Problem =>
Gather each line containing the string "values" from these entries.

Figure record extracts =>
::::
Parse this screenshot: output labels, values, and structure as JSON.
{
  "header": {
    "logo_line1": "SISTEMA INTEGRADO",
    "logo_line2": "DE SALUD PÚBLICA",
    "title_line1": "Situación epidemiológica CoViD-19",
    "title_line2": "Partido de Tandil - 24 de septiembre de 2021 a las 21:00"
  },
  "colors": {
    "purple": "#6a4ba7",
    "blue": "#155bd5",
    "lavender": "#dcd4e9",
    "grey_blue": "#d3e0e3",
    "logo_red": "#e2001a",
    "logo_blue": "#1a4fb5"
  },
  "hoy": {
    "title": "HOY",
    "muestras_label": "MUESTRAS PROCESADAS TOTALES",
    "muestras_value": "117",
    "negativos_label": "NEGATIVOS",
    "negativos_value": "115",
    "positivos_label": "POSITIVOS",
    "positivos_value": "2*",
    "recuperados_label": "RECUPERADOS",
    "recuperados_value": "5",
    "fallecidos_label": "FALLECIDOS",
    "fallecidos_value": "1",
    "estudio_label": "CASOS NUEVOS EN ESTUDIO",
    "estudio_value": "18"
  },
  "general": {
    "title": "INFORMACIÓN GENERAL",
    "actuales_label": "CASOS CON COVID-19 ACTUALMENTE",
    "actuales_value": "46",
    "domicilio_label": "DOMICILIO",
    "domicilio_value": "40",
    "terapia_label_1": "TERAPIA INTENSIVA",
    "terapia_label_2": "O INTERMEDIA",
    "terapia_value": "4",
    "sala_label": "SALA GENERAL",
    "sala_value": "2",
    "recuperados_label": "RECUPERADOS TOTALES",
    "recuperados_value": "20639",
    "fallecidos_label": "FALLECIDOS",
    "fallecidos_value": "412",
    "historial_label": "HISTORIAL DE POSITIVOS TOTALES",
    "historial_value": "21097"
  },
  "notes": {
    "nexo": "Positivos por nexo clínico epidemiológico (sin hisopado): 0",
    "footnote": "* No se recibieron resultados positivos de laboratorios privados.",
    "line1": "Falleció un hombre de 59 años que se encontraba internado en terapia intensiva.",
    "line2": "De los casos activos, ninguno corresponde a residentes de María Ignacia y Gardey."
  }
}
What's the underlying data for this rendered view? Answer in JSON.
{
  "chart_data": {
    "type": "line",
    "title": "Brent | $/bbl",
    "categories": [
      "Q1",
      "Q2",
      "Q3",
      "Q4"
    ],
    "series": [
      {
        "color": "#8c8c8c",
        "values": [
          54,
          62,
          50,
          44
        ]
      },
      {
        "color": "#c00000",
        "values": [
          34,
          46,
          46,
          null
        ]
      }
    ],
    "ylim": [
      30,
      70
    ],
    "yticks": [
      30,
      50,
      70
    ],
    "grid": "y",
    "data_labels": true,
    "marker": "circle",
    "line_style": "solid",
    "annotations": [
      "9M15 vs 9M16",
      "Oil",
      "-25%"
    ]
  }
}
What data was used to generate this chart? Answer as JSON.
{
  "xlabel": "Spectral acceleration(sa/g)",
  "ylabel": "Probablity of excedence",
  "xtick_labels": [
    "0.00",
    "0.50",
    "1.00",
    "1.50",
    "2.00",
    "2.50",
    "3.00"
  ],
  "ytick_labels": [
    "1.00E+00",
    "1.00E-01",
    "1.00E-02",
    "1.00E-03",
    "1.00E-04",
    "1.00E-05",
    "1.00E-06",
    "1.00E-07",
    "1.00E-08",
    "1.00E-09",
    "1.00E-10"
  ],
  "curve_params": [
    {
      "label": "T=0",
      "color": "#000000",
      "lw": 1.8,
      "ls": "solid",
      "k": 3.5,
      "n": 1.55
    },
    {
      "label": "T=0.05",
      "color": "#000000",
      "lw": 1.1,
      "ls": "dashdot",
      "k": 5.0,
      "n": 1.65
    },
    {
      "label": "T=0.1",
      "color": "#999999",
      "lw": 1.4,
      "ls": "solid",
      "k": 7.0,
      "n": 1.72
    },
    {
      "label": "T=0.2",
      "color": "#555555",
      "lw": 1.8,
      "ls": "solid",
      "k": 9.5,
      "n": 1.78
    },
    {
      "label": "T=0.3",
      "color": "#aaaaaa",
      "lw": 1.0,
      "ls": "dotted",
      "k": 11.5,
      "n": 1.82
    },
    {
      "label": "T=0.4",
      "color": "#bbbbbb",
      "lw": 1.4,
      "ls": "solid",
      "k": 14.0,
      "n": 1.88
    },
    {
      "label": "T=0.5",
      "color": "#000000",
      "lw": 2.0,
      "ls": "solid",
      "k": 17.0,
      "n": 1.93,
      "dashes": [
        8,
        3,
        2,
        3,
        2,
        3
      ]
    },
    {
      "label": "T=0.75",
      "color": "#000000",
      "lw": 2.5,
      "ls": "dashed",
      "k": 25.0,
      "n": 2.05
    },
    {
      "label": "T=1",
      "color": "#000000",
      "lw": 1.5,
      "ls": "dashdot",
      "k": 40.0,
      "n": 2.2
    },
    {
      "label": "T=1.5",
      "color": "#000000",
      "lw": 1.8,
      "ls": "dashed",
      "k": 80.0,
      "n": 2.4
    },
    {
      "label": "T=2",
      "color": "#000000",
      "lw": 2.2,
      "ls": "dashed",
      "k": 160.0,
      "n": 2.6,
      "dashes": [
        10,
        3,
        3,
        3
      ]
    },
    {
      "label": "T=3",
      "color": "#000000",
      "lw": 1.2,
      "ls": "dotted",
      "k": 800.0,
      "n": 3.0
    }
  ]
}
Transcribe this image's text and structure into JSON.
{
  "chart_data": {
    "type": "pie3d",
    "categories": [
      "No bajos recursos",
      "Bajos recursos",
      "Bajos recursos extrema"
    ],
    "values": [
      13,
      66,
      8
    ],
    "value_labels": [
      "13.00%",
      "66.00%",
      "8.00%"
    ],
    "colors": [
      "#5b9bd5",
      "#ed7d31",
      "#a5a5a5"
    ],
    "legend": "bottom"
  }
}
::::
Exercise response =>
Parse this screenshot: output labels, values, and structure as JSON.
        "values": [
        "values": [
    "values": [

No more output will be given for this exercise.